== Aim of the task ==
Find the lines below that contain the string "article". Copy each one.

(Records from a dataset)
::::::::::
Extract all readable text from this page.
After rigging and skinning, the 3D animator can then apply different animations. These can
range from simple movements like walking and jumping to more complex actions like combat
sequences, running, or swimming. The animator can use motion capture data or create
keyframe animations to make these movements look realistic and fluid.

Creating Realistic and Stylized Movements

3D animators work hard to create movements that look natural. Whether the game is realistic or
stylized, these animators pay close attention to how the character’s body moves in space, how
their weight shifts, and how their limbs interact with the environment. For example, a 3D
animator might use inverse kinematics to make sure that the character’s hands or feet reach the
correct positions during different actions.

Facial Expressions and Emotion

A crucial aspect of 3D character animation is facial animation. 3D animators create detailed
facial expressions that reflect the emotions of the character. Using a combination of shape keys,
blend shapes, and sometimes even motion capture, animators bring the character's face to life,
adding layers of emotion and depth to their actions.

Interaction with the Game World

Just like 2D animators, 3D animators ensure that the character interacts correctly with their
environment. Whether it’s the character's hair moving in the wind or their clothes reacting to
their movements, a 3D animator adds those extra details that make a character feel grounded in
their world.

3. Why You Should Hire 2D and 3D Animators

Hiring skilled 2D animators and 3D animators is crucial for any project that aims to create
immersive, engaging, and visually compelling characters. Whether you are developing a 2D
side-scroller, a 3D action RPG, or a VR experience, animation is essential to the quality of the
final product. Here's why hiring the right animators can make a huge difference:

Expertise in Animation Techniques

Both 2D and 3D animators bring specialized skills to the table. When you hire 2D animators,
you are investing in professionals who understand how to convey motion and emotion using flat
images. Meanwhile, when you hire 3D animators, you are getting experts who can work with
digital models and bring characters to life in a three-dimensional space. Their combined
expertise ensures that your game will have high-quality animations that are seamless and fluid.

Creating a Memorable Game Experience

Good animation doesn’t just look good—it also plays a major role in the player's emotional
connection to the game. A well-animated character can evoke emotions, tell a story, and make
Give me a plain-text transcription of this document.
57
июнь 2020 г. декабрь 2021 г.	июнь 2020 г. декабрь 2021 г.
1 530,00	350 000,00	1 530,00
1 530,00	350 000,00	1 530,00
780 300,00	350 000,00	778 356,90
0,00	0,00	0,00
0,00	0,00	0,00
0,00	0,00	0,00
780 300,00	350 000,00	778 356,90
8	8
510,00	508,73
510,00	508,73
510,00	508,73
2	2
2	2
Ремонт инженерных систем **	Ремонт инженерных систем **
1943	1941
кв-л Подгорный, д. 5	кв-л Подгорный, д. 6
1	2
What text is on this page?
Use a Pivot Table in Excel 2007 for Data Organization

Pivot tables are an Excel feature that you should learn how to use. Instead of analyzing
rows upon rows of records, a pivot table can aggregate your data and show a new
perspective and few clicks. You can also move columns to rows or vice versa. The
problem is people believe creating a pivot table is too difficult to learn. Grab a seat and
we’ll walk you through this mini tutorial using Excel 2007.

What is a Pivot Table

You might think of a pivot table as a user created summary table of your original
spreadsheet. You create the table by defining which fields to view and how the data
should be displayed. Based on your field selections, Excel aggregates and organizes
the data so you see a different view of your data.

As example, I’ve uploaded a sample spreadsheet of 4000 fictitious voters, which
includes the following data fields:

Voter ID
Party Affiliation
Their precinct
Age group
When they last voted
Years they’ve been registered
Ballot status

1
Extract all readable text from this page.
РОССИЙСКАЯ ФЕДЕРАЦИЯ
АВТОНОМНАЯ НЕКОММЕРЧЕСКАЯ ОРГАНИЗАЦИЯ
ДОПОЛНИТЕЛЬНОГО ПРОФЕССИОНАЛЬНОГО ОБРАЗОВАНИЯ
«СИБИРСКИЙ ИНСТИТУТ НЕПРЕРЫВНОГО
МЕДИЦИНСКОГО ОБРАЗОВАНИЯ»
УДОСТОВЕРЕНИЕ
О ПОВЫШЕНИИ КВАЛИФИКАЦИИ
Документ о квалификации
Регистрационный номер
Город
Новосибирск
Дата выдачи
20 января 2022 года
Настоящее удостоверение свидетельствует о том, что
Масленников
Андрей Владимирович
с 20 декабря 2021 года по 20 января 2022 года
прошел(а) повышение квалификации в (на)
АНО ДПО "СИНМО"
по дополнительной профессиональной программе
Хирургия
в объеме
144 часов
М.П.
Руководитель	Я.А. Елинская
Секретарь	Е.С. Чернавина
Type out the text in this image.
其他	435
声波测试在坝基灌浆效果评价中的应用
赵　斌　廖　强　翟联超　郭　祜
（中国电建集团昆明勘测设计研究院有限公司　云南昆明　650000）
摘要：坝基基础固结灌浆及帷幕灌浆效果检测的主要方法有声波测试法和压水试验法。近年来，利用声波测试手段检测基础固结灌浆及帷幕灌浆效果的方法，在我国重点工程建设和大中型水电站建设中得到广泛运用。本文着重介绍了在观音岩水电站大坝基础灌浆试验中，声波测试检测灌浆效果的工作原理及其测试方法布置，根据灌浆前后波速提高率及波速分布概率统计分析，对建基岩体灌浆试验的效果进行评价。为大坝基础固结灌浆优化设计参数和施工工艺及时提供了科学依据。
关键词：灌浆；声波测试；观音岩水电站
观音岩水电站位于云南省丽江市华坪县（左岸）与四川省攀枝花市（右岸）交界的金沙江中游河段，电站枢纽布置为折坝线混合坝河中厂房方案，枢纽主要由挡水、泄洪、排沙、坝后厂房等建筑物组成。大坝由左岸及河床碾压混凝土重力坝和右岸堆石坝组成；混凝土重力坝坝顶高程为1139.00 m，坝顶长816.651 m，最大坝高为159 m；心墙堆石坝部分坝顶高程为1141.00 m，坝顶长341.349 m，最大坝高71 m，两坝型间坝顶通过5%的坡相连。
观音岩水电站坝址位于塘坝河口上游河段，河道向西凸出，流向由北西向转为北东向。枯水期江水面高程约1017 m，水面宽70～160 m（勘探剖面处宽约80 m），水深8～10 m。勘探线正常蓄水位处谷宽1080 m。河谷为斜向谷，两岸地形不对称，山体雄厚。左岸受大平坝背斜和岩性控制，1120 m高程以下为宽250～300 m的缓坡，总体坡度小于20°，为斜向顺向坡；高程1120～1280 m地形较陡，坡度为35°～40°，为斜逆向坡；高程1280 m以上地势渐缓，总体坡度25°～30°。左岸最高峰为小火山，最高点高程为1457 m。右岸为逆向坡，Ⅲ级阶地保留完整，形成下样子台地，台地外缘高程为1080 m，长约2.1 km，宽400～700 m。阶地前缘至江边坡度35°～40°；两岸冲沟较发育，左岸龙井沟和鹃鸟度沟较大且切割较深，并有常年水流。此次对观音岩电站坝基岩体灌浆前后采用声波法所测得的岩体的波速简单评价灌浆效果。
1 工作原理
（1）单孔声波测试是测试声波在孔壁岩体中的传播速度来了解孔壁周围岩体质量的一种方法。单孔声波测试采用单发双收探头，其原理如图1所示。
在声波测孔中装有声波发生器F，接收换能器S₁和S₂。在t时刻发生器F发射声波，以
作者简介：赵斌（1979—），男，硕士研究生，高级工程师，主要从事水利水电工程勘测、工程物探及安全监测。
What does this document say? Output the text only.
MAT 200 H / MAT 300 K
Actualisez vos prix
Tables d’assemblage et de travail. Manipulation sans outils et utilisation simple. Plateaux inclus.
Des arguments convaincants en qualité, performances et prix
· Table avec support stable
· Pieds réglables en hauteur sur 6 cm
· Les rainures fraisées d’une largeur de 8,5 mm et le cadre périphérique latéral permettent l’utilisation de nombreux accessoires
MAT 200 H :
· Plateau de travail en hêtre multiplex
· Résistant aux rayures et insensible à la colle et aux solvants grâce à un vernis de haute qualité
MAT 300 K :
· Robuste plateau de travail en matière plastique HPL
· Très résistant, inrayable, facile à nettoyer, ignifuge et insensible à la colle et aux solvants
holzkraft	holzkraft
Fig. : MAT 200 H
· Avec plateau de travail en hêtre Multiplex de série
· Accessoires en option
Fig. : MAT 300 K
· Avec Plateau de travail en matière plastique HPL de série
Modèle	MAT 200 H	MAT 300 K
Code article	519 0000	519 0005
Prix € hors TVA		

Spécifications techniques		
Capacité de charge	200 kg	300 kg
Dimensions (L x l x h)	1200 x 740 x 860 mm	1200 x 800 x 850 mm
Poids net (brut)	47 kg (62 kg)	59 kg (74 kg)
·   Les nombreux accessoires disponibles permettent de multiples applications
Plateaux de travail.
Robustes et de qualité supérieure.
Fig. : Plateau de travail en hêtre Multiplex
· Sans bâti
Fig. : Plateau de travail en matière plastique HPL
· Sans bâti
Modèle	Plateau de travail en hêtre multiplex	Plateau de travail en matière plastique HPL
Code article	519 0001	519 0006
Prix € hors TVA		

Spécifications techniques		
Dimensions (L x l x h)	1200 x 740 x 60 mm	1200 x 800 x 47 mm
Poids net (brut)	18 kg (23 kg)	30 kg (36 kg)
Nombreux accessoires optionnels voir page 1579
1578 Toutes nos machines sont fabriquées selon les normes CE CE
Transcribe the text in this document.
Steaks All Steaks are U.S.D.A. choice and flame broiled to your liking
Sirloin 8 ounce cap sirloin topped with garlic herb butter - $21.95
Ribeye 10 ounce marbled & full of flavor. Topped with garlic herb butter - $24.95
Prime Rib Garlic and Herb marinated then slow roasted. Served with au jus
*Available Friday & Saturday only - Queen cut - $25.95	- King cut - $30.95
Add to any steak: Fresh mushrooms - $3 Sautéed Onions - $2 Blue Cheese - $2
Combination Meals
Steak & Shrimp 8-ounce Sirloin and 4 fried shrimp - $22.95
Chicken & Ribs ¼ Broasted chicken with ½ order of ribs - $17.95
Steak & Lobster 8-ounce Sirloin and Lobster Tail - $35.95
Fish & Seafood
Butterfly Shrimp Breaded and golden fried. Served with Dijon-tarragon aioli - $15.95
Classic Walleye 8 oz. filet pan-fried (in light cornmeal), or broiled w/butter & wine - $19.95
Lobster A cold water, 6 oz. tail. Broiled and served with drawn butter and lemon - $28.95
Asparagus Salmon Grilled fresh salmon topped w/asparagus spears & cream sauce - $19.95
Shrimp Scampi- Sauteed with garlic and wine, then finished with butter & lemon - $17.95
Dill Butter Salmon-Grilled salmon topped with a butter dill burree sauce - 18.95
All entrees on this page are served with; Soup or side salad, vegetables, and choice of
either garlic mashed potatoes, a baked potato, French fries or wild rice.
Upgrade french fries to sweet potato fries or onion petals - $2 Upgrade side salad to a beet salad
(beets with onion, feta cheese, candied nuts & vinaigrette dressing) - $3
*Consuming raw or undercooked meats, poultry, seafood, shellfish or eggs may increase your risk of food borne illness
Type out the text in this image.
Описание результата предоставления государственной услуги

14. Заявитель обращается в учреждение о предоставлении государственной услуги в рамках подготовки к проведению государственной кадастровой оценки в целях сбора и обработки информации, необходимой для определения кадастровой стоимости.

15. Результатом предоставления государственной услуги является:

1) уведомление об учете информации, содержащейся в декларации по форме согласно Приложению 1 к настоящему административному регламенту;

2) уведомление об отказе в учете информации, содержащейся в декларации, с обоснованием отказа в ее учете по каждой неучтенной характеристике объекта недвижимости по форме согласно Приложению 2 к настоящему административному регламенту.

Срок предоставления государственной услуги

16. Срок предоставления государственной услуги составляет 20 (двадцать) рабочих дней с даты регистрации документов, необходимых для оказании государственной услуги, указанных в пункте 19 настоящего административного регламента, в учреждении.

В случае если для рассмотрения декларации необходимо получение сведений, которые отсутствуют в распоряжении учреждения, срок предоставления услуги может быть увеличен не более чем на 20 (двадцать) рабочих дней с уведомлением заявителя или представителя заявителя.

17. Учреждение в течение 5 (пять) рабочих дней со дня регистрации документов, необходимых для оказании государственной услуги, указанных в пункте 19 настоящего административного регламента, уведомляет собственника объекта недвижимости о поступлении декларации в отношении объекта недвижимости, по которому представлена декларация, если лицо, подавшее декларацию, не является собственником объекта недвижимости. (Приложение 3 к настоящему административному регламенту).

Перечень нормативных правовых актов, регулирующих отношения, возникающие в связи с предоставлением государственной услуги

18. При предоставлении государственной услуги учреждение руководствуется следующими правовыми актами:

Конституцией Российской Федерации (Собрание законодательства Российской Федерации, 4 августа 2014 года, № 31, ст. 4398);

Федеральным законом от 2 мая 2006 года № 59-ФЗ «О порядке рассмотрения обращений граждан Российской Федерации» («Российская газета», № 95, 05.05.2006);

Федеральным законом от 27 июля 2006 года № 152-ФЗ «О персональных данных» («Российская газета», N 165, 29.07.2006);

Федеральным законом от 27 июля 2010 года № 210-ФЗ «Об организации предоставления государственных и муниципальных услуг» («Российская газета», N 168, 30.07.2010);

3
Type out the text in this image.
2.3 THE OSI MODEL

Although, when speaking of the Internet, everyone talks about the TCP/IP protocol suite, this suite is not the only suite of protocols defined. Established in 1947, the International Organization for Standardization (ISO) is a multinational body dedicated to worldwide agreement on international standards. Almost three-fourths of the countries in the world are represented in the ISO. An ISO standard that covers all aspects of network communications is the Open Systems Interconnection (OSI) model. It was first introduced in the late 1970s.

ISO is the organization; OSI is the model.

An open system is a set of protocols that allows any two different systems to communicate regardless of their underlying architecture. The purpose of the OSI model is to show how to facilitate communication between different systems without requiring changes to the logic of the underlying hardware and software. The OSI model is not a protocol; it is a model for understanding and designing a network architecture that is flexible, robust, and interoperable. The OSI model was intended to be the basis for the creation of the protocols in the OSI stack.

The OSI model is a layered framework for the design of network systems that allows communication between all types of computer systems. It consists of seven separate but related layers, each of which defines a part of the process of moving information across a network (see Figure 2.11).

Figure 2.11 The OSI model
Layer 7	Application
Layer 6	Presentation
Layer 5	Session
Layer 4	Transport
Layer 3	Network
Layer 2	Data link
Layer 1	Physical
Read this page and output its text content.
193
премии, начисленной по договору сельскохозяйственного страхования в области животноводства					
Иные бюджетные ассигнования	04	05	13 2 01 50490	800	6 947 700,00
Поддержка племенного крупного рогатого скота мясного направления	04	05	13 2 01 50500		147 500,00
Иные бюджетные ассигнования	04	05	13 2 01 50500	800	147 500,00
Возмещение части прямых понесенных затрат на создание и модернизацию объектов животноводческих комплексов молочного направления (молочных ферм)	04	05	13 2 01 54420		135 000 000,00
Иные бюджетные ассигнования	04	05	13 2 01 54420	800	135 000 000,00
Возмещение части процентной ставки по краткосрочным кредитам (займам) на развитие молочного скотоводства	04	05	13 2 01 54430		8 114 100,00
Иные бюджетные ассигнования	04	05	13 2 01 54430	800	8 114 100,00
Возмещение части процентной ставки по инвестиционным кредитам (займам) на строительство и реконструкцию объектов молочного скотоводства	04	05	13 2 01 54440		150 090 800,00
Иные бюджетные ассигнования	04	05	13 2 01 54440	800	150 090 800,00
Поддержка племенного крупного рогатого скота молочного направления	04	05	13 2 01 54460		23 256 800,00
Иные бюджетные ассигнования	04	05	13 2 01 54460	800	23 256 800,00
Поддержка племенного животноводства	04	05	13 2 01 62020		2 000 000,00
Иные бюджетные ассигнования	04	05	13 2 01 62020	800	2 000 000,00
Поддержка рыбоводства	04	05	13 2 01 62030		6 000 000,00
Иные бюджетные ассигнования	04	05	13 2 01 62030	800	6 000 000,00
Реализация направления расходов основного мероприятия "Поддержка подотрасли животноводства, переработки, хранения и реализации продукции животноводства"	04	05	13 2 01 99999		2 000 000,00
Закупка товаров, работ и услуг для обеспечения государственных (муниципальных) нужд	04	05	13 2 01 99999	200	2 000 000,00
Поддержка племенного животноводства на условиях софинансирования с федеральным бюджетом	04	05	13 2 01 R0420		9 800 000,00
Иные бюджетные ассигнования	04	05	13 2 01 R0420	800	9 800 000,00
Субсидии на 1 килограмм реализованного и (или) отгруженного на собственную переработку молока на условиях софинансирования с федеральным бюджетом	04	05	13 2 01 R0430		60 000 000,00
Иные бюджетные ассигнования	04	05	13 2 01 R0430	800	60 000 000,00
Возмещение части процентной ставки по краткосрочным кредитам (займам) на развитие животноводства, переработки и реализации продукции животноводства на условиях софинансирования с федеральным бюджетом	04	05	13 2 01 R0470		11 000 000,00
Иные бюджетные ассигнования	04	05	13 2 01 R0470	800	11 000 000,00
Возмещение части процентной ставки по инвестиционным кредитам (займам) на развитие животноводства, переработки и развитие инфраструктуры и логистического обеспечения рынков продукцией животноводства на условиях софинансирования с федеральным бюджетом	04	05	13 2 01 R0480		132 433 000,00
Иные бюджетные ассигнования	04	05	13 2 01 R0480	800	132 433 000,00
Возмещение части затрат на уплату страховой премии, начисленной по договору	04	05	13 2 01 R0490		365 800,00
::::::::::
== Output of the exercise ==
Code article	519 0000	519 0005
Code article	519 0001	519 0006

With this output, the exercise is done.